▶ _PASSAGE FOR REVIEW_
######
For the national competitive events, the current 2019 list is here.
Please contact email@example.com for further information
Upcoming Disability Events
There are no upcoming events at this time.
What should I wear?
Most of the kit is the same as you’d get for running, and you certainly don’t need to spend much on it. At winter time, long leggings and long-sleeved tops (possibly with a body warmer) are ideal. The thinner your layers, the more comfortable you will be in a chair. It’s best to wear plenty of layers on top initially that you can remove as you warm up, but bear in mind that you need as much shoulder movement as possible. We tend to wear fluffy socks instead of shoes but this is a personal choice. Wheelchair racers also wear helmets (just normal bike helmets) and gloves. The gloves are expensive and can be borrowed from the club until you know you want to continue. Helmets can also be borrowed but if you prefer to bring your own then that’s also fine.
What should I bring?
Lots of layers, a bottle of water, maybe a snack – and not much else! When we train off the track we also wear a hi-viz top and attach bike lights to the chairs.
How long does the session last?
Usually about an hour. We don’t just push solidly for an hour though, and you can work at your own pace.
######
▶ _EXCERPTED RECORDS_
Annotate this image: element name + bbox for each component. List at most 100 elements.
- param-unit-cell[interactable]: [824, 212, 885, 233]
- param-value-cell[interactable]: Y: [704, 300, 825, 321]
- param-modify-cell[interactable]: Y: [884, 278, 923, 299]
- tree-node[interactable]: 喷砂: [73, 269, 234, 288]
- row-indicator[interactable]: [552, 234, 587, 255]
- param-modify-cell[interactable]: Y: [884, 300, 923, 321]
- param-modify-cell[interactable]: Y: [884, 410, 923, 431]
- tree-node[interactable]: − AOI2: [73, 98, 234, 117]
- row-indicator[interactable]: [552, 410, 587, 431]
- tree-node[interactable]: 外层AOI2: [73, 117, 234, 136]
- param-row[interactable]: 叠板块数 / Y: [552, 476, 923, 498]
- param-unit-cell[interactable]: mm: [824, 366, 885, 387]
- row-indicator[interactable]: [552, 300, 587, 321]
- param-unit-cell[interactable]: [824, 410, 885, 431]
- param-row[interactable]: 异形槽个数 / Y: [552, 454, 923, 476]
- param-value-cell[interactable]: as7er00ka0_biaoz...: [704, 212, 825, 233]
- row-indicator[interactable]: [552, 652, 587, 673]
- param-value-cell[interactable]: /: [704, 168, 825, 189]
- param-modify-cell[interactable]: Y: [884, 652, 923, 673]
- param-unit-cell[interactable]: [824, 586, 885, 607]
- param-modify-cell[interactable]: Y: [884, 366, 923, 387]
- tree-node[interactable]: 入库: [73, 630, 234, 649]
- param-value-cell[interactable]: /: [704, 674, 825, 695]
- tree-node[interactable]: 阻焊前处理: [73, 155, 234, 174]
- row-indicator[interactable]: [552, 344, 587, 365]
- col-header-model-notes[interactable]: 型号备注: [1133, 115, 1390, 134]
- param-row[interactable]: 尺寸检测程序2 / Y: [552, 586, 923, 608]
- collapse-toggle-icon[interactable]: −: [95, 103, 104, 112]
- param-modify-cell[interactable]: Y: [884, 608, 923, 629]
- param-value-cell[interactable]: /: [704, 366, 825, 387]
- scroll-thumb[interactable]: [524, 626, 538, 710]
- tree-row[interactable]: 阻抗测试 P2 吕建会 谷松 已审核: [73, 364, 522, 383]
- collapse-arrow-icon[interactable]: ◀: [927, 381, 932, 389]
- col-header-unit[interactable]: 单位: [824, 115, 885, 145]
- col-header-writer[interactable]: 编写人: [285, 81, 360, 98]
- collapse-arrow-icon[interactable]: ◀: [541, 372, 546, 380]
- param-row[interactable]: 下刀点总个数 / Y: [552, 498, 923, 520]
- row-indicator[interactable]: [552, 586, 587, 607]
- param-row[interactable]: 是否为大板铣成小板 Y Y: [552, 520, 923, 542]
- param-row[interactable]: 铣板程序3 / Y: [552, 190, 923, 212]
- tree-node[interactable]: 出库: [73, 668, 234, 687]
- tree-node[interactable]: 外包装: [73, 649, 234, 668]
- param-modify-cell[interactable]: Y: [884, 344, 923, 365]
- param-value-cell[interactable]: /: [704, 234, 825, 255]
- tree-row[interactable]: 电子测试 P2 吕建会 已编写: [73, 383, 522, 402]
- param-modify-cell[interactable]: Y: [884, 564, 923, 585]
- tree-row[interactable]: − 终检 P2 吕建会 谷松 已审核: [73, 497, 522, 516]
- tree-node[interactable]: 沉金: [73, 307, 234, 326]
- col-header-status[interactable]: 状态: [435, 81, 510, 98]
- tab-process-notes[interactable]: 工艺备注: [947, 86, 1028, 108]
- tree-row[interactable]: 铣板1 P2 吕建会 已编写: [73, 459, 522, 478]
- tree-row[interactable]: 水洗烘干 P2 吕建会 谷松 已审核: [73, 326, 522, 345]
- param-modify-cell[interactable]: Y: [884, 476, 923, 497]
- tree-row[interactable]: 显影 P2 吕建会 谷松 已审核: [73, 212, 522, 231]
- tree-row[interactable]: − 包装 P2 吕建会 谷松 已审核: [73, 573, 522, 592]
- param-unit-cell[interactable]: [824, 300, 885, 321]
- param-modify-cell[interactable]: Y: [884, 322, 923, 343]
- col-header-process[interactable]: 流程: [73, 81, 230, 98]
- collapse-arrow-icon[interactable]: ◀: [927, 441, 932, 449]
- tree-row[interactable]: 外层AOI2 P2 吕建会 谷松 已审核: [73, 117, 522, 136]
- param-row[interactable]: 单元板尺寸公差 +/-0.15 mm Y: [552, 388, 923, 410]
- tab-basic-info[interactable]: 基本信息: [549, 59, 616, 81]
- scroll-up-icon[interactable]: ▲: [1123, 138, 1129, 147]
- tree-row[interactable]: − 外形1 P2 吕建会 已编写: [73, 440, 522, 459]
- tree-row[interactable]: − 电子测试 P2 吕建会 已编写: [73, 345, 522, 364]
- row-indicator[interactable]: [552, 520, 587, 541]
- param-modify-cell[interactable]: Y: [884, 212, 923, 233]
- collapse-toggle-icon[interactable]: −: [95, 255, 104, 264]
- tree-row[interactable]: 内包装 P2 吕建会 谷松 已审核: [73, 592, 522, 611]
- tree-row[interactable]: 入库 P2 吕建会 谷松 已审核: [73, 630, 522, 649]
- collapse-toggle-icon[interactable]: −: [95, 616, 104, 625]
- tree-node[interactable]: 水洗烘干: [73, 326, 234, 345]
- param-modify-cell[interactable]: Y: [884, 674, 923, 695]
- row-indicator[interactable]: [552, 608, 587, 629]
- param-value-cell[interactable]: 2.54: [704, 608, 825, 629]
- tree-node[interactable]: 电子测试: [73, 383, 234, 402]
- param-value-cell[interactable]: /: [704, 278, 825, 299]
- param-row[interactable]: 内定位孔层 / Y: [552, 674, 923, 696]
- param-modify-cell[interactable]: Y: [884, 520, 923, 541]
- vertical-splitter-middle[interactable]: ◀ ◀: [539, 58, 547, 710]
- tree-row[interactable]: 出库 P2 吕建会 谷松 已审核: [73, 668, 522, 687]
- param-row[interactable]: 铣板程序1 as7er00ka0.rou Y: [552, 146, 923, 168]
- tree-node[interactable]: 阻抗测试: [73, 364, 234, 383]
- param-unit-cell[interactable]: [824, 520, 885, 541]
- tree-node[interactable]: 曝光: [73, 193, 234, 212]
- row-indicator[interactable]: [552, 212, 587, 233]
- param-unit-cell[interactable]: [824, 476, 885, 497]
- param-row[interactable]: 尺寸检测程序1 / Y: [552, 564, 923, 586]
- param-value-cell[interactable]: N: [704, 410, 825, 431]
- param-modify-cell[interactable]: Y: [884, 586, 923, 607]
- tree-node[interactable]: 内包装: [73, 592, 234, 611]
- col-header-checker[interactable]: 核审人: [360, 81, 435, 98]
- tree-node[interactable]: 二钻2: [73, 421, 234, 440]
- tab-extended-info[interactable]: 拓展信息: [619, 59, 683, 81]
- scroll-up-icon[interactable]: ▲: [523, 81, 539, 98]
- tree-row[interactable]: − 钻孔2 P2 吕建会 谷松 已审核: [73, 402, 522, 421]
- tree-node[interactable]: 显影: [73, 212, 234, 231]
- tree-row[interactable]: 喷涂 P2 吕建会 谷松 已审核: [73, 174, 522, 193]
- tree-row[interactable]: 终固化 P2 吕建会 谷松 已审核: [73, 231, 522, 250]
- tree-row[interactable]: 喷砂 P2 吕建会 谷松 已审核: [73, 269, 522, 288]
######
▶ _WORK REQUEST 1_
In the wheelchair racing guide, what do the racers wear and attach to their chairs when training off the track?
▶ _WORK REQUEST 2_
Repeat the wheelchair racing guide word for word from "For the national" to "should I wear?".

▶ _WRITTEN ANSWER 1_
They wear a hi-viz top and attach bike lights to the chairs.

▶ _WRITTEN ANSWER 2_
For the national competitive events, the current 2019 list is here.
Please contact email@example.com for further information
Upcoming Disability Events
There are no upcoming events at this time.
What should I wear?